## Directions for this task
Locate each line in the records containing "депрессия". Copy it.

Figure record listings
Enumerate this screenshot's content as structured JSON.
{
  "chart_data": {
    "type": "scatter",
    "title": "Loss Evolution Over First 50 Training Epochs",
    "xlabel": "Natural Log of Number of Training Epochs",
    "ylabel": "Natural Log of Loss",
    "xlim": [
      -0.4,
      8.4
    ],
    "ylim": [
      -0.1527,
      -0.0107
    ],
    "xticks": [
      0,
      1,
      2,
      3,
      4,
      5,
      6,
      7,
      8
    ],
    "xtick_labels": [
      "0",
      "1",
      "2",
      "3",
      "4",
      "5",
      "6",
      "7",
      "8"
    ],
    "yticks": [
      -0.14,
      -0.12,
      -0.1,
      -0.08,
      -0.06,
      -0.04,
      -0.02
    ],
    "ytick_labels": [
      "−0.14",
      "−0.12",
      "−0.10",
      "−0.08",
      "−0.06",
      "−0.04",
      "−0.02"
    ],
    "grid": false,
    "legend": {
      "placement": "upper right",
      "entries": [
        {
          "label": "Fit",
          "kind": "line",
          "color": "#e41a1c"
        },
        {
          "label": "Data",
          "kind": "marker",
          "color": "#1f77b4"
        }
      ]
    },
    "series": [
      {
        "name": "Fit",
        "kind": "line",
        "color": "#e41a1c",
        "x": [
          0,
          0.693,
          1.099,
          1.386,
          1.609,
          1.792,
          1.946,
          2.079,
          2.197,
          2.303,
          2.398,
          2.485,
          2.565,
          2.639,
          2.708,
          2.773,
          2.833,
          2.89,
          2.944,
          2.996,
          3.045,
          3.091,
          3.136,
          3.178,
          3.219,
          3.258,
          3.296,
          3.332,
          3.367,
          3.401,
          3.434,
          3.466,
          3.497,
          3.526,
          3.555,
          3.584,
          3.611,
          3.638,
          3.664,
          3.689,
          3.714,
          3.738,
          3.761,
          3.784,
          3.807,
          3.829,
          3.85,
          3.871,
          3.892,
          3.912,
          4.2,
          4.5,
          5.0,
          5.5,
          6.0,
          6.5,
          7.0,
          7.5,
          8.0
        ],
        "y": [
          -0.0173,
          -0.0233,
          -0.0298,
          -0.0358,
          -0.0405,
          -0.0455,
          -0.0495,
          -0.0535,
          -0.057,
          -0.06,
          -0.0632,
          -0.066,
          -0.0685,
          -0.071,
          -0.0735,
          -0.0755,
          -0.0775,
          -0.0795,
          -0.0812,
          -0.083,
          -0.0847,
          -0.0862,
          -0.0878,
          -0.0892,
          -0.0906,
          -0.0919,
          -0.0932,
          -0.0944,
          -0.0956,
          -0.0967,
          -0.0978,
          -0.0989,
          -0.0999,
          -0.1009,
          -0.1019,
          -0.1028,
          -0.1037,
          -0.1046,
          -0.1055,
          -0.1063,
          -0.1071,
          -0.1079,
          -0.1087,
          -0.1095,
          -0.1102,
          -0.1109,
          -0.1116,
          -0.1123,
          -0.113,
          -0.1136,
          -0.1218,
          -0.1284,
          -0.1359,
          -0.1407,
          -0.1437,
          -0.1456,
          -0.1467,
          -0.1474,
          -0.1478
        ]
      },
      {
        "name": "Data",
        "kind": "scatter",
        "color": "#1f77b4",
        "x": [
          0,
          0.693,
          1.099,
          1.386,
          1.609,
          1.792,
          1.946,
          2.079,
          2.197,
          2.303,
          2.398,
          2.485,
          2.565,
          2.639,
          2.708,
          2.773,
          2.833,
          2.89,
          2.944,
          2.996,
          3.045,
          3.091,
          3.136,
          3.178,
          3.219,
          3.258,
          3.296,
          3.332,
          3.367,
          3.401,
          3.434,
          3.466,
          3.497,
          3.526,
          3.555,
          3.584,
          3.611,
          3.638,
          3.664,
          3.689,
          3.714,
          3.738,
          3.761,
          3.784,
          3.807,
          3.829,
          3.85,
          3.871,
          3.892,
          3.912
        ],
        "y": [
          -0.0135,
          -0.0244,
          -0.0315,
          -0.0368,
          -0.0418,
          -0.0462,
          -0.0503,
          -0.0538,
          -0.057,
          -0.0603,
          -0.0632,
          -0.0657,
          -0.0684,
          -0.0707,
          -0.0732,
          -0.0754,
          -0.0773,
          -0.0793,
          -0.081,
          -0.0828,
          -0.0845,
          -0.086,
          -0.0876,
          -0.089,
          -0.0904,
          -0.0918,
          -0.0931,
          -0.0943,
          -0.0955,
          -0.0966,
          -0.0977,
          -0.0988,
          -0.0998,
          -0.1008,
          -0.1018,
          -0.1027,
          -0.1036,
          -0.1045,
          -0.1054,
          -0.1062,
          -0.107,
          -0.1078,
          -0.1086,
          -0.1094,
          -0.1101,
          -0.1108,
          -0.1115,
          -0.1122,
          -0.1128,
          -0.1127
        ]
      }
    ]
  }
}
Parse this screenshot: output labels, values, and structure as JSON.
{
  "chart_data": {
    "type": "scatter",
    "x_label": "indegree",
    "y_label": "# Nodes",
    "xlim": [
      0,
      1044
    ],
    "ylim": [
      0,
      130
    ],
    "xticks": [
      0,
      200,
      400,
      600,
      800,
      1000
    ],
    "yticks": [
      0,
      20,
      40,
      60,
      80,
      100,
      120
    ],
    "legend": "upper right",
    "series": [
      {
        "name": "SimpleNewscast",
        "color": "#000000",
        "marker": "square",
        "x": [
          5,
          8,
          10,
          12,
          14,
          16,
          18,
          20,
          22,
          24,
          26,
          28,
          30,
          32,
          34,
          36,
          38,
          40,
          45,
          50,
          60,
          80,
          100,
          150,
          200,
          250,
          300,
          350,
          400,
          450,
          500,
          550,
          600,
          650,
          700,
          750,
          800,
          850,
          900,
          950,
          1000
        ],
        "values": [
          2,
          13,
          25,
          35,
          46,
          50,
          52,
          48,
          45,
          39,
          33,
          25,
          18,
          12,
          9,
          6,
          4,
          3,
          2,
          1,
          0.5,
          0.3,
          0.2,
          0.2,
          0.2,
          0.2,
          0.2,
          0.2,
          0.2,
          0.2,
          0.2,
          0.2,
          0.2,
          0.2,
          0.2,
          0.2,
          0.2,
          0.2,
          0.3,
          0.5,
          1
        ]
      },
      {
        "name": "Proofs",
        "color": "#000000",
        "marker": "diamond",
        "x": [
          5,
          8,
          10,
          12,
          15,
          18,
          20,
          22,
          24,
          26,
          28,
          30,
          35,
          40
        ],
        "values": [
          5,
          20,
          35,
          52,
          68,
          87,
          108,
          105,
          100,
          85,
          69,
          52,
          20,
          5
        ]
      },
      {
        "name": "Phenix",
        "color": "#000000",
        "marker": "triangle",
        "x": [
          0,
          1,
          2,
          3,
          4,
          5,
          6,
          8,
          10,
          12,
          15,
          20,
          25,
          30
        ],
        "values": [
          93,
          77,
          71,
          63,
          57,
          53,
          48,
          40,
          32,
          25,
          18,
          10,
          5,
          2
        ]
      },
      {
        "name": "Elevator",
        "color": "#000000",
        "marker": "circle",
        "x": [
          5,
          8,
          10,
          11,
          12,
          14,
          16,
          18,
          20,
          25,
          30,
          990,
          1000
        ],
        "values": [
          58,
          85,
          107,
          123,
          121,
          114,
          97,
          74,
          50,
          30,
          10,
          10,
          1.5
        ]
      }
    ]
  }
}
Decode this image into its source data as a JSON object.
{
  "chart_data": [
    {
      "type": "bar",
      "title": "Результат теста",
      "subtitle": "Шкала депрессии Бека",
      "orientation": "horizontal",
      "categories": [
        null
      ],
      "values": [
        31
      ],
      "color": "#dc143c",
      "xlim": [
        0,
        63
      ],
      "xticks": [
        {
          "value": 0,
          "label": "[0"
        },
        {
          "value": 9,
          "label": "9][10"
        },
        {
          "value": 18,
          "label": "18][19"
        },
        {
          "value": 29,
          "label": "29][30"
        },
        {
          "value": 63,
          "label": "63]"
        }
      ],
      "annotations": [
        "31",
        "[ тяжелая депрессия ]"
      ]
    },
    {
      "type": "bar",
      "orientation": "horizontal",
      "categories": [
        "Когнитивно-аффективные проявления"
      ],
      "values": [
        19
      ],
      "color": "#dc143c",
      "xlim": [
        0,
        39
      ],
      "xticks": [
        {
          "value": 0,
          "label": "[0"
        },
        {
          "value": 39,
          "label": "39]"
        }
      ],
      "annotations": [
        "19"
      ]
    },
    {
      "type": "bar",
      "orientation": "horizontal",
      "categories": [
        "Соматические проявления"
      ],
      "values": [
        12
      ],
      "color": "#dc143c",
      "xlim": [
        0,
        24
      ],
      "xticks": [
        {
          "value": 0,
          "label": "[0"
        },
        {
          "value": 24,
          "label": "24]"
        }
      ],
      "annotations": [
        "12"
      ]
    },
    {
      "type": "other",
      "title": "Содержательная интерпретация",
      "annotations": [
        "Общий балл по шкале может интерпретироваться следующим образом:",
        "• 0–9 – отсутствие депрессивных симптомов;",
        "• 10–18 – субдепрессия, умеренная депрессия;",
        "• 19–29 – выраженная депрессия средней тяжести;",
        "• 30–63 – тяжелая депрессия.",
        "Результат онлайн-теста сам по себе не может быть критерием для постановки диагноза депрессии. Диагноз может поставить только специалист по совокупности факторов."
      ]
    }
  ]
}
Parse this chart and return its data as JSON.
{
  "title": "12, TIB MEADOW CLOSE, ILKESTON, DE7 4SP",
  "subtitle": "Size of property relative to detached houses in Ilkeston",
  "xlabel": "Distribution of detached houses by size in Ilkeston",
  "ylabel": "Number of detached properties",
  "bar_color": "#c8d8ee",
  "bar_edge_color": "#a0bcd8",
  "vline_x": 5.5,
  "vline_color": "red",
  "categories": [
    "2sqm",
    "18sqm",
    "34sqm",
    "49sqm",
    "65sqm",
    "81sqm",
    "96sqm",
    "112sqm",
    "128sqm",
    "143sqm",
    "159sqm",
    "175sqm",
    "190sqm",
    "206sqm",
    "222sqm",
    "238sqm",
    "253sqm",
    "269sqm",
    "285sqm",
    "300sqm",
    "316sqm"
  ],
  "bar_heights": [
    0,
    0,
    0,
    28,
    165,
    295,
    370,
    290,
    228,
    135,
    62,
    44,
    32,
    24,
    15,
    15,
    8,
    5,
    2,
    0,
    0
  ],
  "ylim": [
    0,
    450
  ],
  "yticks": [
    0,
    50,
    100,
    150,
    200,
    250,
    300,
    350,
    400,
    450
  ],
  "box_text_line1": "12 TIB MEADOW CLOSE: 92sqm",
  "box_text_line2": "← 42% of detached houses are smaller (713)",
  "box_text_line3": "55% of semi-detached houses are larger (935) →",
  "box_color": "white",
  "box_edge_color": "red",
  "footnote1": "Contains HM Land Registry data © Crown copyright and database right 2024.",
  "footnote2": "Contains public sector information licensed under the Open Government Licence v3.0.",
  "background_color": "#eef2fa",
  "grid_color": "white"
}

## Full solution
        "[ тяжелая депрессия ]"
        "• 10–18 – субдепрессия, умеренная депрессия;",
        "• 19–29 – выраженная депрессия средней тяжести;",
        "• 30–63 – тяжелая депрессия.",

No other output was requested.